▸ **Aim of the exercise**: All of the records below should be output exactly.

Start Listed records

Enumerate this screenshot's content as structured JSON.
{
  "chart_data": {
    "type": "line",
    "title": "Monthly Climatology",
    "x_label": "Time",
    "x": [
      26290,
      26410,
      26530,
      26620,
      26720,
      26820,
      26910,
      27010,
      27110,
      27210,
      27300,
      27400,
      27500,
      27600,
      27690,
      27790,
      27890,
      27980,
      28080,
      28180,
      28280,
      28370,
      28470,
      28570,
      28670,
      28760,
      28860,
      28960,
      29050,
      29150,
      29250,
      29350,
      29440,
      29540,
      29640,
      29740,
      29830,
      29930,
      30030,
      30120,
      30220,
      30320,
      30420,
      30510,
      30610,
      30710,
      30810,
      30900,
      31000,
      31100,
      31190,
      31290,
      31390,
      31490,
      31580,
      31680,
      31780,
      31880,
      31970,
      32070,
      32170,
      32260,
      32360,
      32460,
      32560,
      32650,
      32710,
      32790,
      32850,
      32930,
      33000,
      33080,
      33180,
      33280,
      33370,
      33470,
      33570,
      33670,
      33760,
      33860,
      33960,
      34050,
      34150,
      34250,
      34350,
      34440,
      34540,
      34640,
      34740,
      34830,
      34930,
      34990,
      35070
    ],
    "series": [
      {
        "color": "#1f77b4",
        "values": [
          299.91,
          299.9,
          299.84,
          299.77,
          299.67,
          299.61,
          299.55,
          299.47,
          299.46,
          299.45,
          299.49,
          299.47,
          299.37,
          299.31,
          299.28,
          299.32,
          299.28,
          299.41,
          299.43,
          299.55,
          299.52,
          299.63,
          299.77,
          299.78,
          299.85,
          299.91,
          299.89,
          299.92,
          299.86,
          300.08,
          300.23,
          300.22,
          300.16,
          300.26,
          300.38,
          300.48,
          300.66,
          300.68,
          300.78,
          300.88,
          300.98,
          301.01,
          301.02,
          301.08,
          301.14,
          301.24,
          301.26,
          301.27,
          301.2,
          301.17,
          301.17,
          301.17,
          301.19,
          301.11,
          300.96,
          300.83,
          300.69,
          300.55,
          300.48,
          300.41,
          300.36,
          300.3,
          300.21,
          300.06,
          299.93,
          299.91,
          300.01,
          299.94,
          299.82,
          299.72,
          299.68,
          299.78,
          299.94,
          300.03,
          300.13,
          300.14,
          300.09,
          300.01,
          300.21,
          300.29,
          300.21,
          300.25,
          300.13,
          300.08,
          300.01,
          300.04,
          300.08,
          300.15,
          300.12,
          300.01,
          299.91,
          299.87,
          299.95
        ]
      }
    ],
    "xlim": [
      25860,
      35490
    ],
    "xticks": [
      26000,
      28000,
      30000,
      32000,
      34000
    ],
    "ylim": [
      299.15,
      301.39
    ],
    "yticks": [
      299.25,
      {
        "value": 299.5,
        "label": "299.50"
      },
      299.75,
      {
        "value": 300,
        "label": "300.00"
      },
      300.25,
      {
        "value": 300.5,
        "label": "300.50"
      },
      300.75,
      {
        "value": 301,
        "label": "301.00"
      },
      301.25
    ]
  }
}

End Listed records

▸ **Solution to the problem**:
Enumerate this screenshot's content as structured JSON.
{
  "chart_data": {
    "type": "line",
    "title": "Monthly Climatology",
    "x_label": "Time",
    "x": [
      26290,
      26410,
      26530,
      26620,
      26720,
      26820,
      26910,
      27010,
      27110,
      27210,
      27300,
      27400,
      27500,
      27600,
      27690,
      27790,
      27890,
      27980,
      28080,
      28180,
      28280,
      28370,
      28470,
      28570,
      28670,
      28760,
      28860,
      28960,
      29050,
      29150,
      29250,
      29350,
      29440,
      29540,
      29640,
      29740,
      29830,
      29930,
      30030,
      30120,
      30220,
      30320,
      30420,
      30510,
      30610,
      30710,
      30810,
      30900,
      31000,
      31100,
      31190,
      31290,
      31390,
      31490,
      31580,
      31680,
      31780,
      31880,
      31970,
      32070,
      32170,
      32260,
      32360,
      32460,
      32560,
      32650,
      32710,
      32790,
      32850,
      32930,
      33000,
      33080,
      33180,
      33280,
      33370,
      33470,
      33570,
      33670,
      33760,
      33860,
      33960,
      34050,
      34150,
      34250,
      34350,
      34440,
      34540,
      34640,
      34740,
      34830,
      34930,
      34990,
      35070
    ],
    "series": [
      {
        "color": "#1f77b4",
        "values": [
          299.91,
          299.9,
          299.84,
          299.77,
          299.67,
          299.61,
          299.55,
          299.47,
          299.46,
          299.45,
          299.49,
          299.47,
          299.37,
          299.31,
          299.28,
          299.32,
          299.28,
          299.41,
          299.43,
          299.55,
          299.52,
          299.63,
          299.77,
          299.78,
          299.85,
          299.91,
          299.89,
          299.92,
          299.86,
          300.08,
          300.23,
          300.22,
          300.16,
          300.26,
          300.38,
          300.48,
          300.66,
          300.68,
          300.78,
          300.88,
          300.98,
          301.01,
          301.02,
          301.08,
          301.14,
          301.24,
          301.26,
          301.27,
          301.2,
          301.17,
          301.17,
          301.17,
          301.19,
          301.11,
          300.96,
          300.83,
          300.69,
          300.55,
          300.48,
          300.41,
          300.36,
          300.3,
          300.21,
          300.06,
          299.93,
          299.91,
          300.01,
          299.94,
          299.82,
          299.72,
          299.68,
          299.78,
          299.94,
          300.03,
          300.13,
          300.14,
          300.09,
          300.01,
          300.21,
          300.29,
          300.21,
          300.25,
          300.13,
          300.08,
          300.01,
          300.04,
          300.08,
          300.15,
          300.12,
          300.01,
          299.91,
          299.87,
          299.95
        ]
      }
    ],
    "xlim": [
      25860,
      35490
    ],
    "xticks": [
      26000,
      28000,
      30000,
      32000,
      34000
    ],
    "ylim": [
      299.15,
      301.39
    ],
    "yticks": [
      299.25,
      {
        "value": 299.5,
        "label": "299.50"
      },
      299.75,
      {
        "value": 300,
        "label": "300.00"
      },
      300.25,
      {
        "value": 300.5,
        "label": "300.50"
      },
      300.75,
      {
        "value": 301,
        "label": "301.00"
      },
      301.25
    ]
  }
}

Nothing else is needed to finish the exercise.